Skip the pictures. Repeat everything else in the records word for word.

↓↓↓

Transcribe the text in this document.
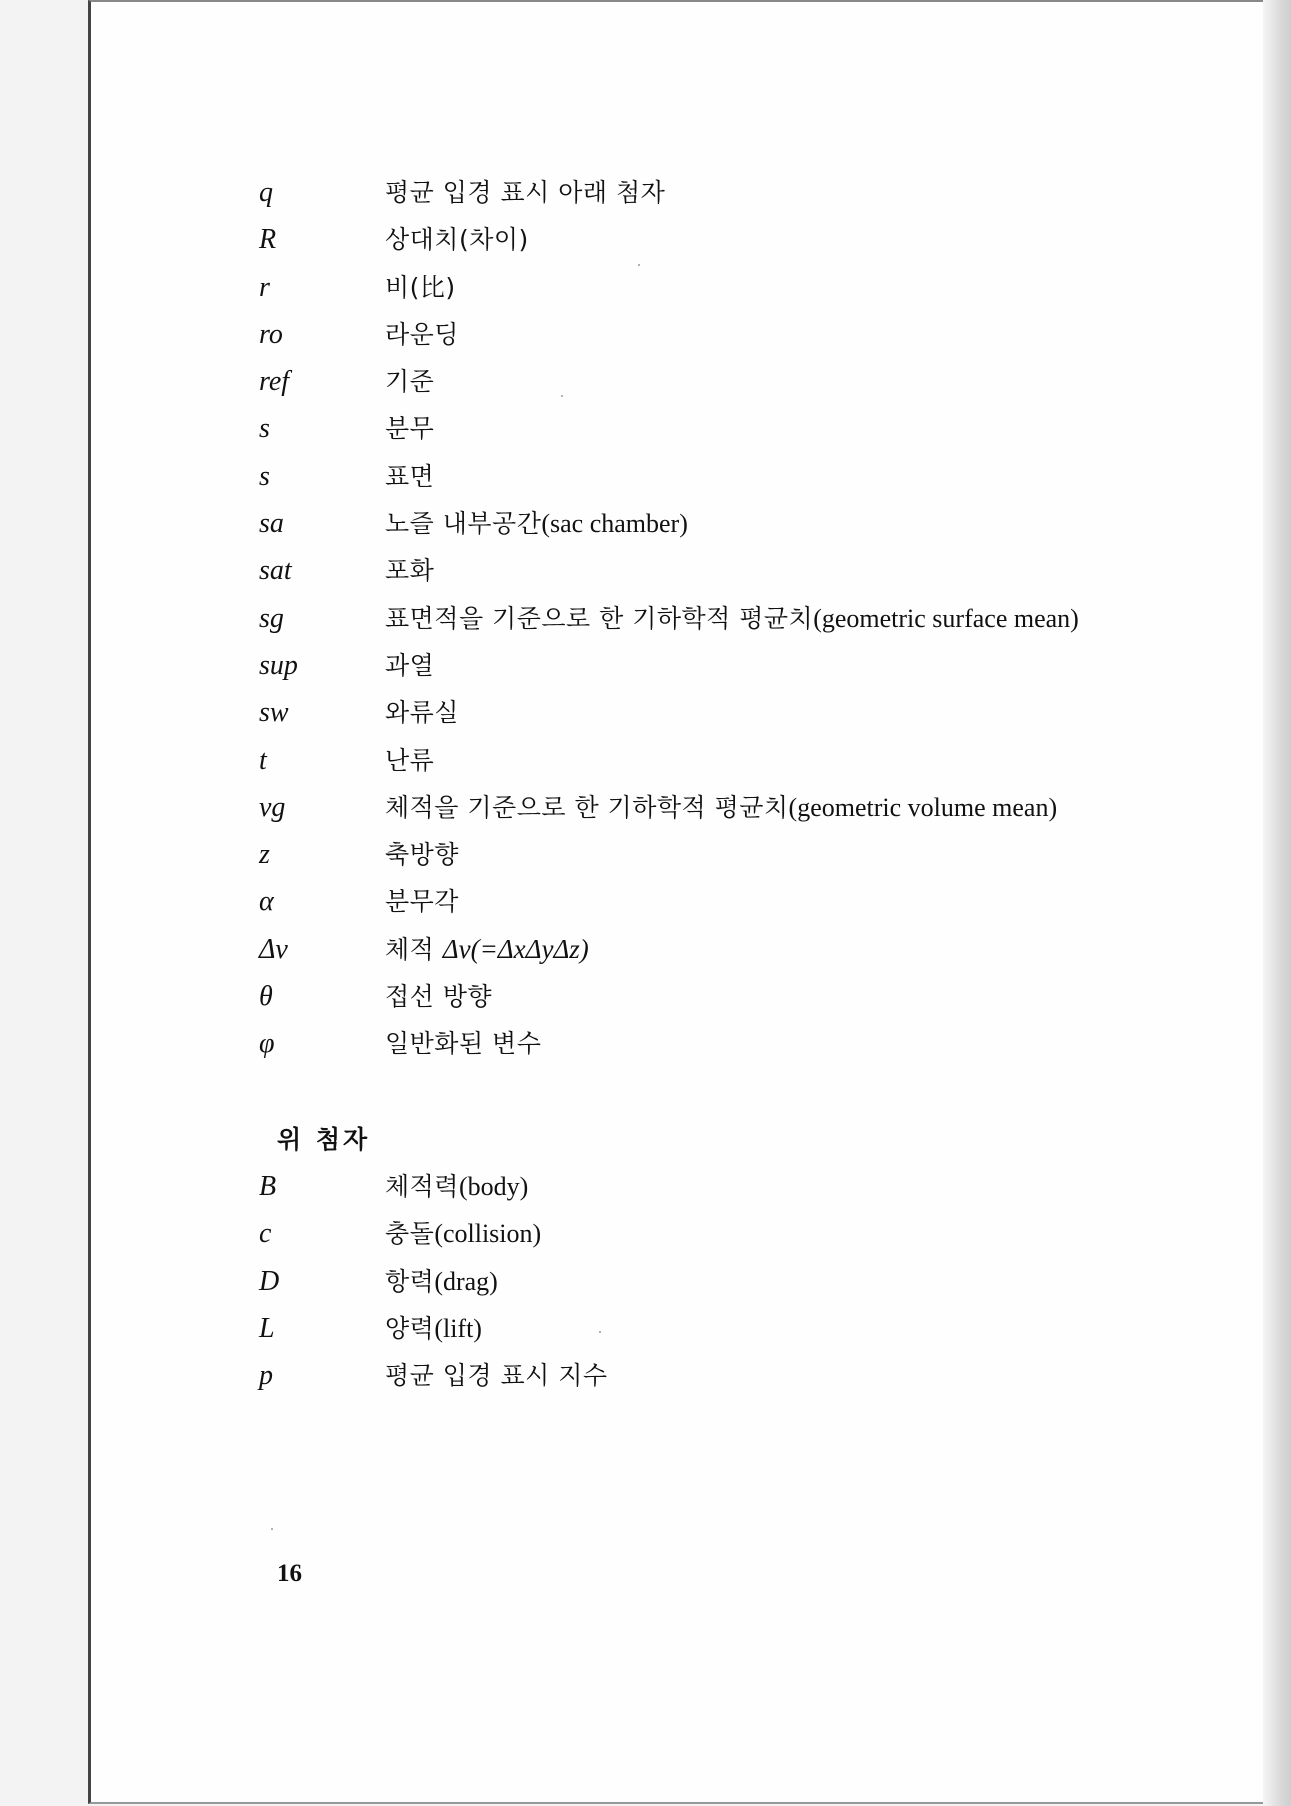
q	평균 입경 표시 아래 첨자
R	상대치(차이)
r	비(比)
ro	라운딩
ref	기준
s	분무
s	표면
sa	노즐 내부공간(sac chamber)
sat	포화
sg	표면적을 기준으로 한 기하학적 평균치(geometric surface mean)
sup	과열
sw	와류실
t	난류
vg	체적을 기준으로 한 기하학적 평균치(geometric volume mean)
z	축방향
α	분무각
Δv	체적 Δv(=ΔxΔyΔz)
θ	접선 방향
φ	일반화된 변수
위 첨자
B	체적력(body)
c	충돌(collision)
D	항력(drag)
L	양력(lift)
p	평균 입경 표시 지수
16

↑↑↑

_Full solution_
Transcribe the text in this document.
q	평균 입경 표시 아래 첨자
R	상대치(차이)
r	비(比)
ro	라운딩
ref	기준
s	분무
s	표면
sa	노즐 내부공간(sac chamber)
sat	포화
sg	표면적을 기준으로 한 기하학적 평균치(geometric surface mean)
sup	과열
sw	와류실
t	난류
vg	체적을 기준으로 한 기하학적 평균치(geometric volume mean)
z	축방향
α	분무각
Δv	체적 Δv(=ΔxΔyΔz)
θ	접선 방향
φ	일반화된 변수
위 첨자
B	체적력(body)
c	충돌(collision)
D	항력(drag)
L	양력(lift)
p	평균 입경 표시 지수
16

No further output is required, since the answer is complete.